# Source passage:
How is this work or your approach to this work different from past projects?
L.H. – A major way that this work is different is that it will also be used as part of a documentary that I have decided to work on that will follow my own life and dig deeper into the lives of other single mothers in Houston. I have never incorporated the use of film in any of my work, so I am very excited to see how it all will turn out and be received.
K.D. – My current planned piece would be the longest working piece I have ever created. Since I started creating this dance in January of 2020, it will have had a creative process lasting three and a half years. So the evolution this project has gone through has been a new challenge for me. Usually, I come up with an idea and execute it in a pretty short amount of time with very little variance from the original plan, while this project has taken years to really bring to fruition and has had many of the components change during this time.
T.M. – This work is not very different from my other pieces in terms of the topics I am exploring or the style(s) of dance I am working with, although my process of gathering movement inspiration for this piece has changed quite a bit for this project. In the past, I have received input from my dancers and others via paper or verbal surveys. I then created movements based on my own movement exploration, gave my dancers set choreography with a few bits of improvisational sections throughout, and implemented the survey input into lighting and costume color palettes.
For this project, I used my first few rehearsals to delve deeper into the inspirational dream topics. I talked through topic information/facts, provided topic prompts, and asked my dancers to move through these prompts however they interpret them. I sometimes joined their movement during the prompt, but mostly observed, recorded, and took notes. After the prompt session ends, we sit in a circle and talk about our experiences/thoughts/feelings related to movement strategies during the prompt, their interaction/non-interaction with each other in the space, if personal experiences motivated their approach, and what they would or would not want to explore differently. Surprisingly each dancer approached the same prompt in a completely different way. It created a closer environment to comfortably explore these worlds and helped forge a learning/bonding experience by hearing one another’s personal and collaborative perspectives, improvisational approach, informational interpretation, and interest in the process.

# Entries shown:
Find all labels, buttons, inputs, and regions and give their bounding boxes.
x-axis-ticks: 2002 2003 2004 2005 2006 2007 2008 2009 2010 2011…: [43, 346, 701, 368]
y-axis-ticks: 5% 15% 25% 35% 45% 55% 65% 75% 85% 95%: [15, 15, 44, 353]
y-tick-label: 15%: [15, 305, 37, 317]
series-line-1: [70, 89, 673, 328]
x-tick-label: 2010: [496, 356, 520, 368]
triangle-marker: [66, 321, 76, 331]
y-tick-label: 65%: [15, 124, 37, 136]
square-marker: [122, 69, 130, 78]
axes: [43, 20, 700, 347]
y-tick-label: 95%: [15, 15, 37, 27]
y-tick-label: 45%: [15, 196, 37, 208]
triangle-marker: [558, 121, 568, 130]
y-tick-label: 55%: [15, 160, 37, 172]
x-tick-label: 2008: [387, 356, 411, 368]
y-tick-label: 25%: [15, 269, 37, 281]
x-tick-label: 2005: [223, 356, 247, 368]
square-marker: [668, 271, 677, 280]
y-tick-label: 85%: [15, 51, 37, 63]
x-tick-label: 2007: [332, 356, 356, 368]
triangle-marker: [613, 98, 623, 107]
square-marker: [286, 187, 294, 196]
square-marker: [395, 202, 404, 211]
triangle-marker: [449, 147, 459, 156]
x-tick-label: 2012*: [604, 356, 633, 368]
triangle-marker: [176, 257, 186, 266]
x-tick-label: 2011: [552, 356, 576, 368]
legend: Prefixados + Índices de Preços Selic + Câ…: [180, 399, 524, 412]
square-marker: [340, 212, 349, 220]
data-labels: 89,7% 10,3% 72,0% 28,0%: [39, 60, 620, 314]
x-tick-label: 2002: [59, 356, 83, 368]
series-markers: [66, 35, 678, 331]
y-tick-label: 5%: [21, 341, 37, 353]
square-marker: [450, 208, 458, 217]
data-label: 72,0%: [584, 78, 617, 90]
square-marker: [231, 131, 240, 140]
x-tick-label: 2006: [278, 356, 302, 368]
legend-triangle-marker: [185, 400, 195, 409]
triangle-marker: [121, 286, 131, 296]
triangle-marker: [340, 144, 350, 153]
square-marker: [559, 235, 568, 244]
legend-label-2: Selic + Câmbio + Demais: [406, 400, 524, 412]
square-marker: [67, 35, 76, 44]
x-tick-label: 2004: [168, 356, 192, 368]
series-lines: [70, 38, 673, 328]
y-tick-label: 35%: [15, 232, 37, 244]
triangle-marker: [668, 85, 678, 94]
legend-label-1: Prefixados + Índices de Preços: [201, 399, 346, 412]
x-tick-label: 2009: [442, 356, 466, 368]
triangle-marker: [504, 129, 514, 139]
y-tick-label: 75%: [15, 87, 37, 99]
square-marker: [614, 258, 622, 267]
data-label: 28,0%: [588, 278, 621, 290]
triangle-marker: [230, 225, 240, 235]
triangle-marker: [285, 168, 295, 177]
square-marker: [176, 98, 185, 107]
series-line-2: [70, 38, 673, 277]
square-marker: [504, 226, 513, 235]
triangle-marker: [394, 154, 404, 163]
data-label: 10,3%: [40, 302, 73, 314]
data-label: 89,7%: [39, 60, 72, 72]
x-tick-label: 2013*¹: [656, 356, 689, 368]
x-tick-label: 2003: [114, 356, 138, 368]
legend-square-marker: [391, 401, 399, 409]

# Exercise brief:
In the interview excerpt, in what month and year did K.D. start creating the dance?

# Response to this exercise:
January 2020